**Data records:**
========================================================================

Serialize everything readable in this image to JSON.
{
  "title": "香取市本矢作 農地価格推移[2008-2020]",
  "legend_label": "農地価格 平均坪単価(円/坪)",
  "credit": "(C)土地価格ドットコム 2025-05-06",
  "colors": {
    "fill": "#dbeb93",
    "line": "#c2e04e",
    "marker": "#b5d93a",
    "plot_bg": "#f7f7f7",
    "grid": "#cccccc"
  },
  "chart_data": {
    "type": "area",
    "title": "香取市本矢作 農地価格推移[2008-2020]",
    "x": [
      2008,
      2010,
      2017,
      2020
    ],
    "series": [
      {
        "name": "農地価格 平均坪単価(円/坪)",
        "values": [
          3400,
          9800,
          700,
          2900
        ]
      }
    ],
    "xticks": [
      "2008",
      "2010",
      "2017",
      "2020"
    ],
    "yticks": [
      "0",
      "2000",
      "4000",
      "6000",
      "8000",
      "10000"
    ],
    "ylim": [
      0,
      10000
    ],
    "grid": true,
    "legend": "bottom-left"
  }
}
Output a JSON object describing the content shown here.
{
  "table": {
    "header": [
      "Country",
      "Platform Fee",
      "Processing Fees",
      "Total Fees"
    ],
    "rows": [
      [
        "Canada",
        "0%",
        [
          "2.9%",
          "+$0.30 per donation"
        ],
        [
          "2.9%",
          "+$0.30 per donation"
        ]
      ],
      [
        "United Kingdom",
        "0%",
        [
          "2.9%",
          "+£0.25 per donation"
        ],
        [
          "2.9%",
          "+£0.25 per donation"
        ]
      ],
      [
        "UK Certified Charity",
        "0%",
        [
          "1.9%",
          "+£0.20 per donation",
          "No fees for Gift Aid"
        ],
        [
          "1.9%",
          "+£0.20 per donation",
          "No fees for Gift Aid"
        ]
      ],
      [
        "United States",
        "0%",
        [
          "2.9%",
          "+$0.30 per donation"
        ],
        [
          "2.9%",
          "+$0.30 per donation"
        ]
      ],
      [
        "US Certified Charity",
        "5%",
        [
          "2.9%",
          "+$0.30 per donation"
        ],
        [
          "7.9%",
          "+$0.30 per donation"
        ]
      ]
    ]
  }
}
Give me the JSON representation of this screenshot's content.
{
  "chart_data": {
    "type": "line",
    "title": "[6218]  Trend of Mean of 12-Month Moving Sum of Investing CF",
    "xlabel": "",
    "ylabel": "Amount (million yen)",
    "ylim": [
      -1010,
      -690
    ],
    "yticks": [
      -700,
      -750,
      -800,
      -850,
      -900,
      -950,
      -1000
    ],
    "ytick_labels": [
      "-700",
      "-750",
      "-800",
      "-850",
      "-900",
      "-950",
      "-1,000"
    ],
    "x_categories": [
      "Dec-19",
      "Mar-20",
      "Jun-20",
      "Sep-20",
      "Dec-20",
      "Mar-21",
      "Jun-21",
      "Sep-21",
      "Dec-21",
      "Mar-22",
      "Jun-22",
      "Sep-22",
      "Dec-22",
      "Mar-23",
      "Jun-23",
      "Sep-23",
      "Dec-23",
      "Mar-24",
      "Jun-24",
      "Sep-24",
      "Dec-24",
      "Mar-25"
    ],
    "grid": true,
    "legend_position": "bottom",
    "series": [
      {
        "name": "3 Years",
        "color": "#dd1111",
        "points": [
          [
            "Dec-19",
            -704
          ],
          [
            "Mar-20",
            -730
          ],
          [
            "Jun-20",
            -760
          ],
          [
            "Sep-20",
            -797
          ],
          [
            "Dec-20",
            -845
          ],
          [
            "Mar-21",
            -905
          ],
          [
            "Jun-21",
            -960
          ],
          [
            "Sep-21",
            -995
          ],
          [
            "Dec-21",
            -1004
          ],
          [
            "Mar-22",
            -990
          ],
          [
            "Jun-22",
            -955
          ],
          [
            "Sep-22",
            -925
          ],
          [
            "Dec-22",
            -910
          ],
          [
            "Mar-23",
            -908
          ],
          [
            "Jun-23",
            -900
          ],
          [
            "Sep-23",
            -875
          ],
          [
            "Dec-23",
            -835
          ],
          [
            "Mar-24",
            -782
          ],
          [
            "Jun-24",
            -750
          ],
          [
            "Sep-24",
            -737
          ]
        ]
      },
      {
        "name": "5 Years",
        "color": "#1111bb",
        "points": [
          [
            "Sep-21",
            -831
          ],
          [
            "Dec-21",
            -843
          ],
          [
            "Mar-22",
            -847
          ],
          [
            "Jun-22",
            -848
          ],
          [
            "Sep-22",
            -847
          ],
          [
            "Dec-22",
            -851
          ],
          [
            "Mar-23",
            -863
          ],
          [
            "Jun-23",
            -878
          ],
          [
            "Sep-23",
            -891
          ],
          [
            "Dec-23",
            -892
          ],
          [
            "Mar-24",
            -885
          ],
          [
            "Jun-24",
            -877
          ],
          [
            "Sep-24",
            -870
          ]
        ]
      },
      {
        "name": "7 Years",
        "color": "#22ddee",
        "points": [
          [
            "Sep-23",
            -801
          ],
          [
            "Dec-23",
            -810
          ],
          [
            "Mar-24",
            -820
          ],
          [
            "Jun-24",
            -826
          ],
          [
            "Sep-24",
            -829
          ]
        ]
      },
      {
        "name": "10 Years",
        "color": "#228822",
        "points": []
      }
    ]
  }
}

========================================================================

**Required work:**
Go through the records and print each one exactly.

**Complete response:**
Serialize everything readable in this image to JSON.
{
  "title": "香取市本矢作 農地価格推移[2008-2020]",
  "legend_label": "農地価格 平均坪単価(円/坪)",
  "credit": "(C)土地価格ドットコム 2025-05-06",
  "colors": {
    "fill": "#dbeb93",
    "line": "#c2e04e",
    "marker": "#b5d93a",
    "plot_bg": "#f7f7f7",
    "grid": "#cccccc"
  },
  "chart_data": {
    "type": "area",
    "title": "香取市本矢作 農地価格推移[2008-2020]",
    "x": [
      2008,
      2010,
      2017,
      2020
    ],
    "series": [
      {
        "name": "農地価格 平均坪単価(円/坪)",
        "values": [
          3400,
          9800,
          700,
          2900
        ]
      }
    ],
    "xticks": [
      "2008",
      "2010",
      "2017",
      "2020"
    ],
    "yticks": [
      "0",
      "2000",
      "4000",
      "6000",
      "8000",
      "10000"
    ],
    "ylim": [
      0,
      10000
    ],
    "grid": true,
    "legend": "bottom-left"
  }
}
Output a JSON object describing the content shown here.
{
  "table": {
    "header": [
      "Country",
      "Platform Fee",
      "Processing Fees",
      "Total Fees"
    ],
    "rows": [
      [
        "Canada",
        "0%",
        [
          "2.9%",
          "+$0.30 per donation"
        ],
        [
          "2.9%",
          "+$0.30 per donation"
        ]
      ],
      [
        "United Kingdom",
        "0%",
        [
          "2.9%",
          "+£0.25 per donation"
        ],
        [
          "2.9%",
          "+£0.25 per donation"
        ]
      ],
      [
        "UK Certified Charity",
        "0%",
        [
          "1.9%",
          "+£0.20 per donation",
          "No fees for Gift Aid"
        ],
        [
          "1.9%",
          "+£0.20 per donation",
          "No fees for Gift Aid"
        ]
      ],
      [
        "United States",
        "0%",
        [
          "2.9%",
          "+$0.30 per donation"
        ],
        [
          "2.9%",
          "+$0.30 per donation"
        ]
      ],
      [
        "US Certified Charity",
        "5%",
        [
          "2.9%",
          "+$0.30 per donation"
        ],
        [
          "7.9%",
          "+$0.30 per donation"
        ]
      ]
    ]
  }
}
Give me the JSON representation of this screenshot's content.
{
  "chart_data": {
    "type": "line",
    "title": "[6218]  Trend of Mean of 12-Month Moving Sum of Investing CF",
    "xlabel": "",
    "ylabel": "Amount (million yen)",
    "ylim": [
      -1010,
      -690
    ],
    "yticks": [
      -700,
      -750,
      -800,
      -850,
      -900,
      -950,
      -1000
    ],
    "ytick_labels": [
      "-700",
      "-750",
      "-800",
      "-850",
      "-900",
      "-950",
      "-1,000"
    ],
    "x_categories": [
      "Dec-19",
      "Mar-20",
      "Jun-20",
      "Sep-20",
      "Dec-20",
      "Mar-21",
      "Jun-21",
      "Sep-21",
      "Dec-21",
      "Mar-22",
      "Jun-22",
      "Sep-22",
      "Dec-22",
      "Mar-23",
      "Jun-23",
      "Sep-23",
      "Dec-23",
      "Mar-24",
      "Jun-24",
      "Sep-24",
      "Dec-24",
      "Mar-25"
    ],
    "grid": true,
    "legend_position": "bottom",
    "series": [
      {
        "name": "3 Years",
        "color": "#dd1111",
        "points": [
          [
            "Dec-19",
            -704
          ],
          [
            "Mar-20",
            -730
          ],
          [
            "Jun-20",
            -760
          ],
          [
            "Sep-20",
            -797
          ],
          [
            "Dec-20",
            -845
          ],
          [
            "Mar-21",
            -905
          ],
          [
            "Jun-21",
            -960
          ],
          [
            "Sep-21",
            -995
          ],
          [
            "Dec-21",
            -1004
          ],
          [
            "Mar-22",
            -990
          ],
          [
            "Jun-22",
            -955
          ],
          [
            "Sep-22",
            -925
          ],
          [
            "Dec-22",
            -910
          ],
          [
            "Mar-23",
            -908
          ],
          [
            "Jun-23",
            -900
          ],
          [
            "Sep-23",
            -875
          ],
          [
            "Dec-23",
            -835
          ],
          [
            "Mar-24",
            -782
          ],
          [
            "Jun-24",
            -750
          ],
          [
            "Sep-24",
            -737
          ]
        ]
      },
      {
        "name": "5 Years",
        "color": "#1111bb",
        "points": [
          [
            "Sep-21",
            -831
          ],
          [
            "Dec-21",
            -843
          ],
          [
            "Mar-22",
            -847
          ],
          [
            "Jun-22",
            -848
          ],
          [
            "Sep-22",
            -847
          ],
          [
            "Dec-22",
            -851
          ],
          [
            "Mar-23",
            -863
          ],
          [
            "Jun-23",
            -878
          ],
          [
            "Sep-23",
            -891
          ],
          [
            "Dec-23",
            -892
          ],
          [
            "Mar-24",
            -885
          ],
          [
            "Jun-24",
            -877
          ],
          [
            "Sep-24",
            -870
          ]
        ]
      },
      {
        "name": "7 Years",
        "color": "#22ddee",
        "points": [
          [
            "Sep-23",
            -801
          ],
          [
            "Dec-23",
            -810
          ],
          [
            "Mar-24",
            -820
          ],
          [
            "Jun-24",
            -826
          ],
          [
            "Sep-24",
            -829
          ]
        ]
      },
      {
        "name": "10 Years",
        "color": "#228822",
        "points": []
      }
    ]
  }
}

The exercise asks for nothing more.